§ WHAT IS BEING ASKED:
Go through the data below. List every line that holds the word "Rückstellungen".

§ GIVEN RECORDS:

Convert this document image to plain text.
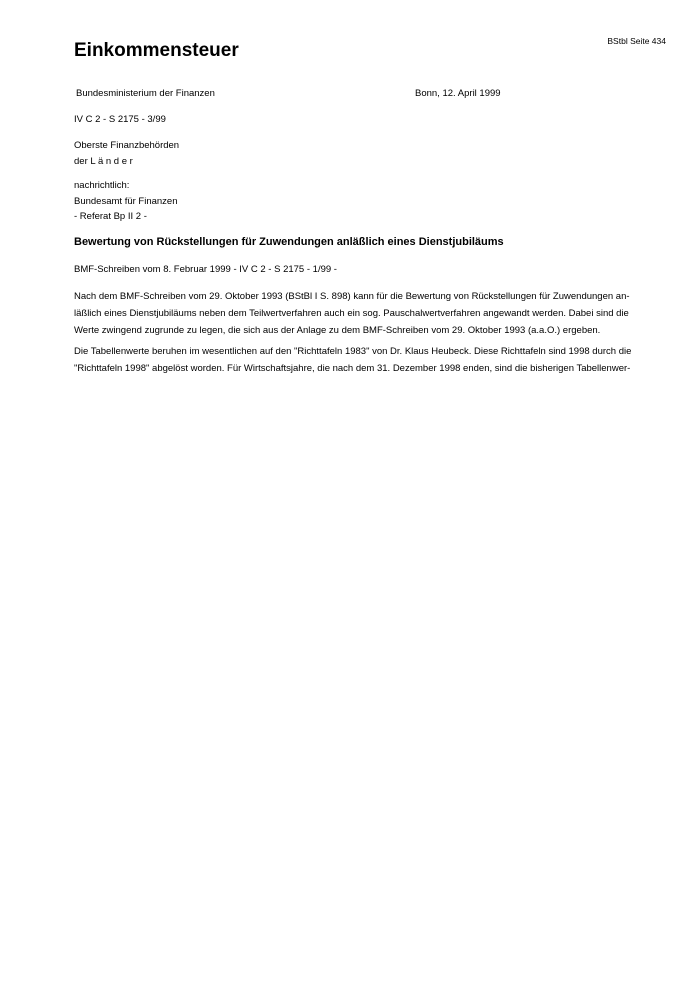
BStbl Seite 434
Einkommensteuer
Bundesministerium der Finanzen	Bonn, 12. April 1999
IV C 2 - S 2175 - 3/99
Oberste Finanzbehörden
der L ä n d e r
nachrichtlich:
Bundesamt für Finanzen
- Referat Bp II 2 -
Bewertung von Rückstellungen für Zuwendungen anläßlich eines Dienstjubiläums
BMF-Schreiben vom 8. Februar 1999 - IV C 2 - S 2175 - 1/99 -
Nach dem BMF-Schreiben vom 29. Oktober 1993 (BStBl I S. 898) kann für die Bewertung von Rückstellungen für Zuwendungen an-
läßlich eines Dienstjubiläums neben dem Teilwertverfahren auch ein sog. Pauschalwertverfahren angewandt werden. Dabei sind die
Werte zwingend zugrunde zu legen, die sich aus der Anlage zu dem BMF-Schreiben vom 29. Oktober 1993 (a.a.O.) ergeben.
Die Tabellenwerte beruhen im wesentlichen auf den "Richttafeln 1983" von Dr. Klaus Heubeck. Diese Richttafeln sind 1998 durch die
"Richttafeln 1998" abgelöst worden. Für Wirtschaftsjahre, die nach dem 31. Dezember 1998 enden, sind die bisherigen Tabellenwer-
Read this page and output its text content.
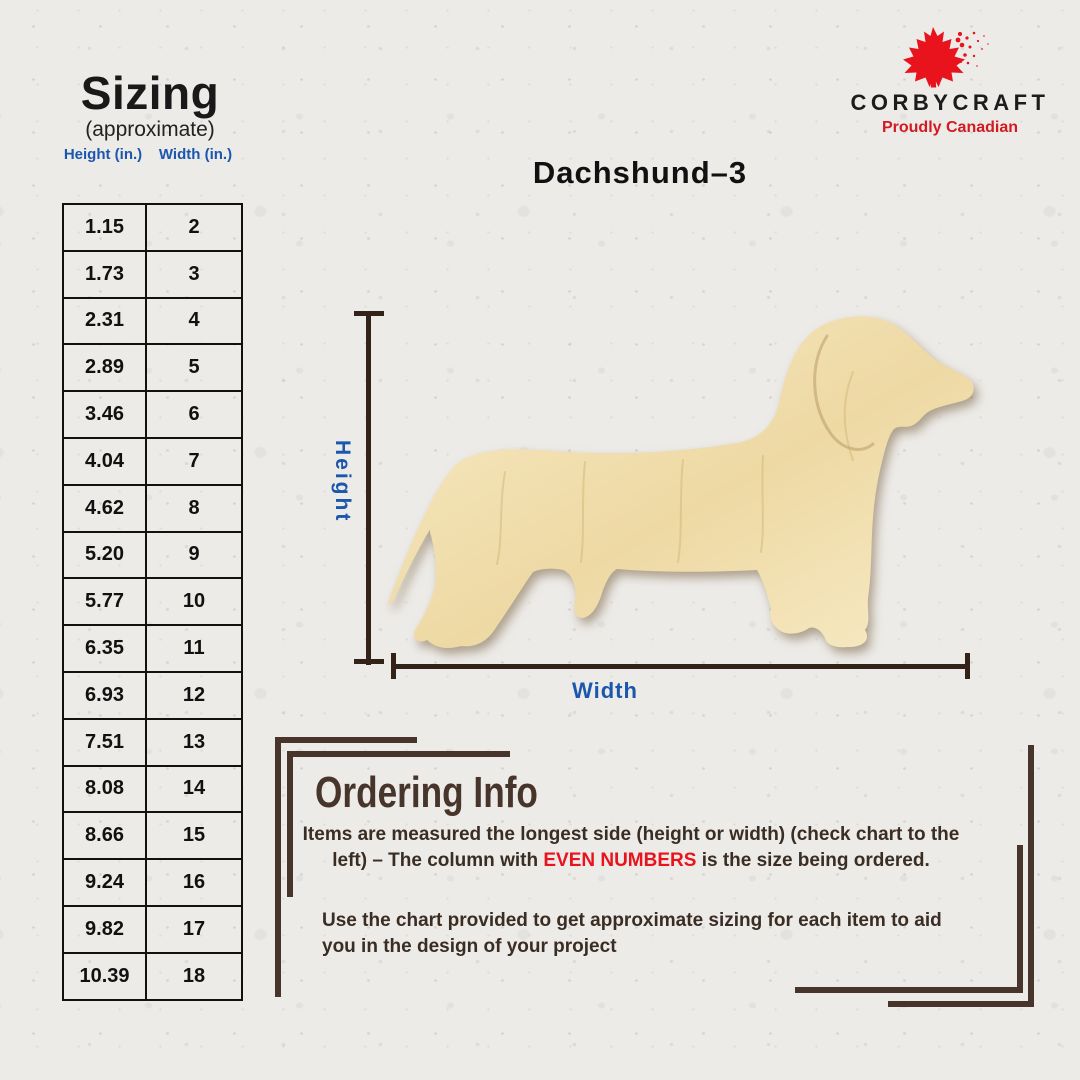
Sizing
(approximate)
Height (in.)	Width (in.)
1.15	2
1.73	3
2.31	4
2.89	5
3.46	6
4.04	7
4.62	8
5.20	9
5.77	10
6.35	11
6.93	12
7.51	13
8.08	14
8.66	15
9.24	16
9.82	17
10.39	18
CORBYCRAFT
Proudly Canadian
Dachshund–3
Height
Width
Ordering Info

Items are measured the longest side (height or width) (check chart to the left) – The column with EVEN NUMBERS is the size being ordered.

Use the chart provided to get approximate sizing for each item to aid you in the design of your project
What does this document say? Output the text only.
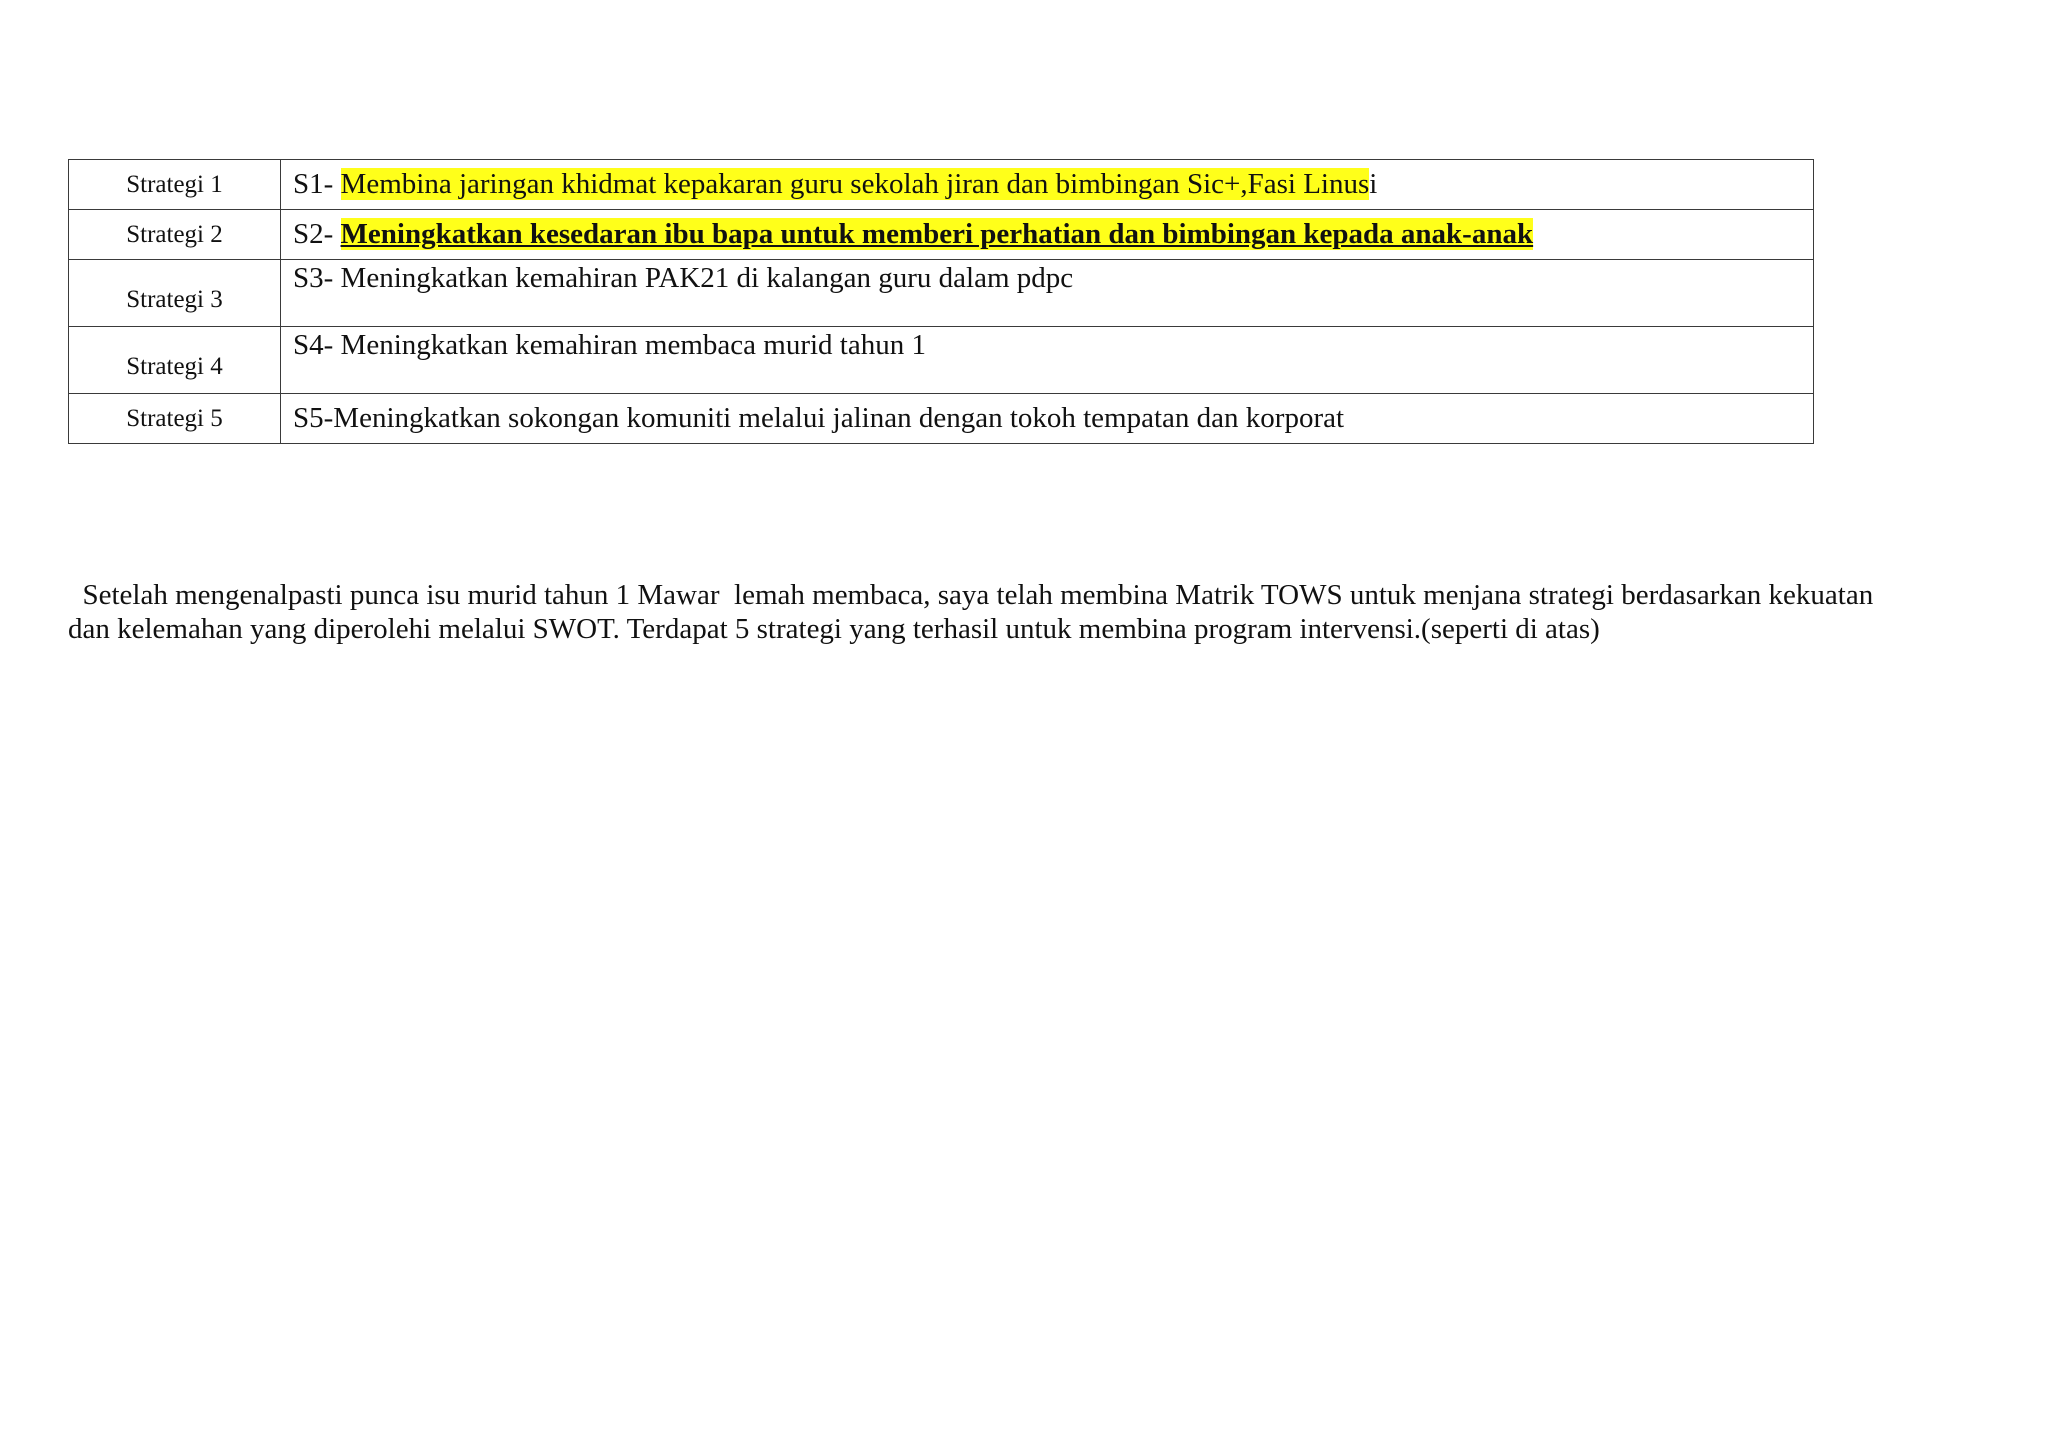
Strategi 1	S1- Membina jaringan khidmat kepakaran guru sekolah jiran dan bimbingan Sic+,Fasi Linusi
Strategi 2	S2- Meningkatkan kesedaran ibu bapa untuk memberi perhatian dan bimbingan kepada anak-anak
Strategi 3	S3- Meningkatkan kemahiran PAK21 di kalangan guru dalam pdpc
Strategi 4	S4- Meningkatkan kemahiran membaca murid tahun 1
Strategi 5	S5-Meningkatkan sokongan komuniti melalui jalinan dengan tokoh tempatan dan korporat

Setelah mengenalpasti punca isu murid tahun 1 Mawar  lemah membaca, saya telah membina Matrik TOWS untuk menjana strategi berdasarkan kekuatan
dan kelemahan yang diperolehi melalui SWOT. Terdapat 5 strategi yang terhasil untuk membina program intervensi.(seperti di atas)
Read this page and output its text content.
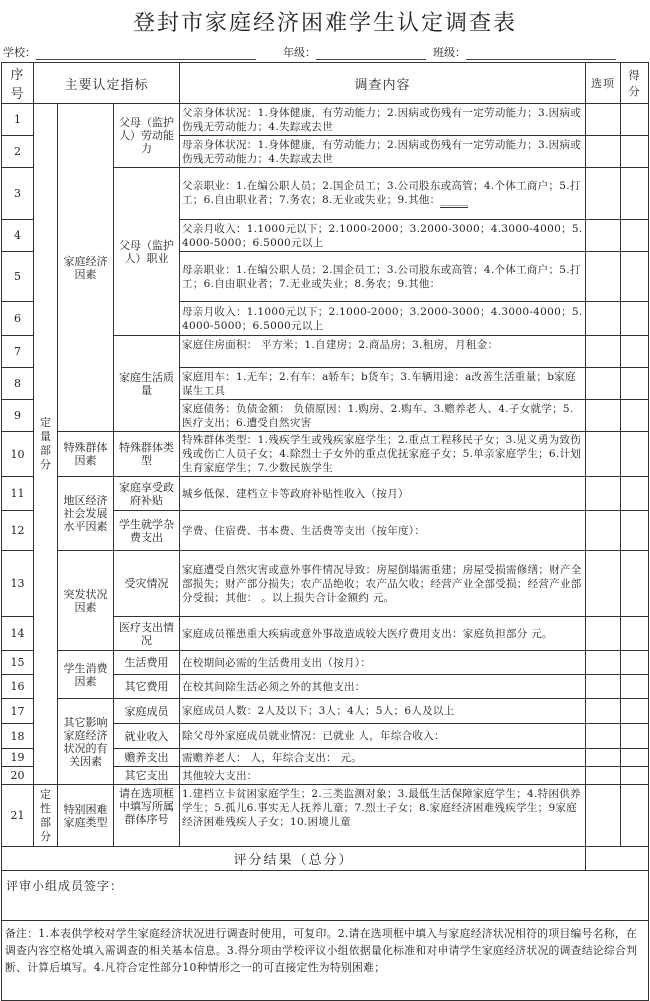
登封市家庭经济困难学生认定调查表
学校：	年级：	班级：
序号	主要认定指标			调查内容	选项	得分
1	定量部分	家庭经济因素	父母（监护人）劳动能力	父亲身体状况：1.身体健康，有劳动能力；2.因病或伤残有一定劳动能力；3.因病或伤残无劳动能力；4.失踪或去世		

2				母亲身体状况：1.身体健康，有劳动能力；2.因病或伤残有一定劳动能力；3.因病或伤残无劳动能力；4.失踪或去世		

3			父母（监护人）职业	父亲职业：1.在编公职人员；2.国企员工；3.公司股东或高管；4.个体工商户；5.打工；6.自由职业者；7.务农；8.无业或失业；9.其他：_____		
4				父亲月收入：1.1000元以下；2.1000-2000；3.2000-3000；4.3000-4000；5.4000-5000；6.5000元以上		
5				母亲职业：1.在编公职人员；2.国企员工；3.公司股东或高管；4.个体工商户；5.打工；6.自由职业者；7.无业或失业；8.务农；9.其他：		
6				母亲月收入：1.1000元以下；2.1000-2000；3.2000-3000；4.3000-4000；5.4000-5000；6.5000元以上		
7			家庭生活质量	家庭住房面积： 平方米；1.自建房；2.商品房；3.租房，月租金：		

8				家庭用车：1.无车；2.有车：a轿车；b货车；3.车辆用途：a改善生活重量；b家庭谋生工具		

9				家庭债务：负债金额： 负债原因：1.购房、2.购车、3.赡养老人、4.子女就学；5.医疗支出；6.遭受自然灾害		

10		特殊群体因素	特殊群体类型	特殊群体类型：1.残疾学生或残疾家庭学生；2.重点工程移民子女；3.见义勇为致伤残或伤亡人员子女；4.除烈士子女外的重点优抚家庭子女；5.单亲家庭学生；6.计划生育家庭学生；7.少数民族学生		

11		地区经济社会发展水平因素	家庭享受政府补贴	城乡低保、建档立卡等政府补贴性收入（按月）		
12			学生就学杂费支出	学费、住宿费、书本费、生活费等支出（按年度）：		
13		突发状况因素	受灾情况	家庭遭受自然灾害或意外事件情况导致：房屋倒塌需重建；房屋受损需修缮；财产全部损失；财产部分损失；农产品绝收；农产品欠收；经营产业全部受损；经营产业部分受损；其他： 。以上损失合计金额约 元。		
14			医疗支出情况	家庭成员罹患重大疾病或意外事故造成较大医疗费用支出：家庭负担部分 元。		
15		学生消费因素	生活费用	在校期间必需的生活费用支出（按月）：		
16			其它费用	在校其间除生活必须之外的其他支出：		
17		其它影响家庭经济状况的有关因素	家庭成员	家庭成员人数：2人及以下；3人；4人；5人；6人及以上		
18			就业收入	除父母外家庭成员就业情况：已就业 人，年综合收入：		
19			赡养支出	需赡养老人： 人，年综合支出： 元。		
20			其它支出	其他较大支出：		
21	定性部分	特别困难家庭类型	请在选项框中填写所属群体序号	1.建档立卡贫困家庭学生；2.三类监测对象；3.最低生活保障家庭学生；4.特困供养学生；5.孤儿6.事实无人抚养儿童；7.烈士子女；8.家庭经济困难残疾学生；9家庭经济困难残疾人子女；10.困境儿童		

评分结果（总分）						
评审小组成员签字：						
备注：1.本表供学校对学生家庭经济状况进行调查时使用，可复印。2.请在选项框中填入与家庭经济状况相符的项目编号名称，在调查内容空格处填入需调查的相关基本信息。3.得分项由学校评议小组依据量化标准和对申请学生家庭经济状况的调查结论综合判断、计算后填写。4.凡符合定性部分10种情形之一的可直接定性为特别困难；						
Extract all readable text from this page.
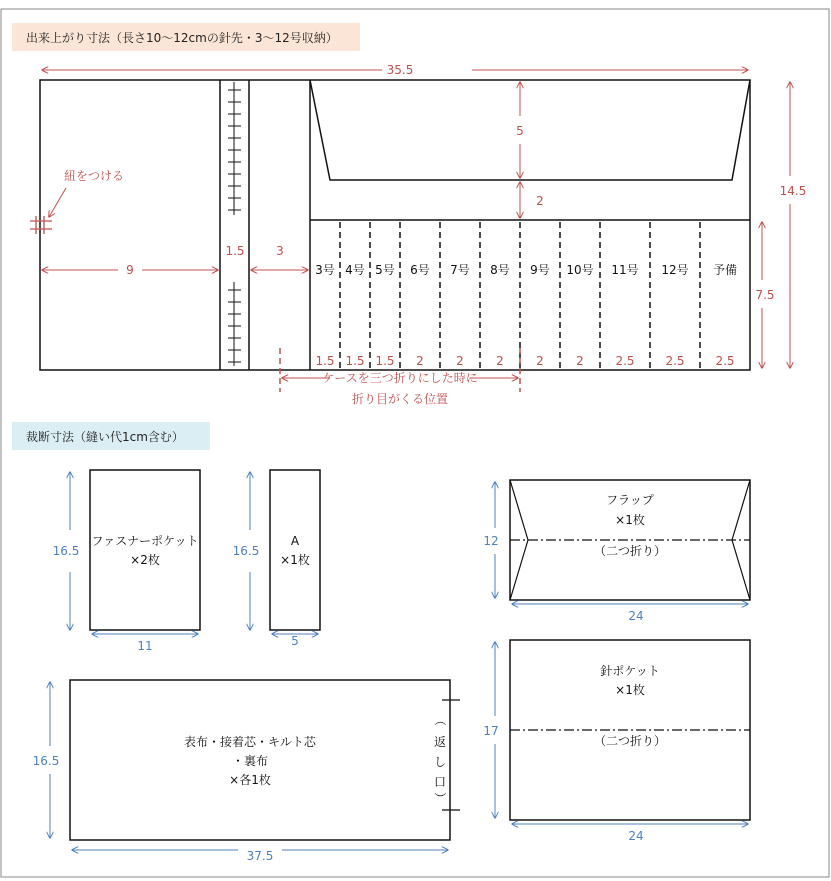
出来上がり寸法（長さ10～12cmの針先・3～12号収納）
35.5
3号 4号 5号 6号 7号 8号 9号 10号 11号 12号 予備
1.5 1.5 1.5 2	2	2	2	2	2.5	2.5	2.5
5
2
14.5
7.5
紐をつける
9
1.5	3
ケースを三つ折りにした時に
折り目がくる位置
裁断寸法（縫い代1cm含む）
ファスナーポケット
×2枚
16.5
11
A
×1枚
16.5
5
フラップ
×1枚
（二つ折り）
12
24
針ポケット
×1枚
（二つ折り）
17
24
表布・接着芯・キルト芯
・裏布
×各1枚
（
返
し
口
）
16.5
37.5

§ FULL SOLUTION:
Bewertung von Rückstellungen für Zuwendungen anläßlich eines Dienstjubiläums
Nach dem BMF-Schreiben vom 29. Oktober 1993 (BStBl I S. 898) kann für die Bewertung von Rückstellungen für Zuwendungen an-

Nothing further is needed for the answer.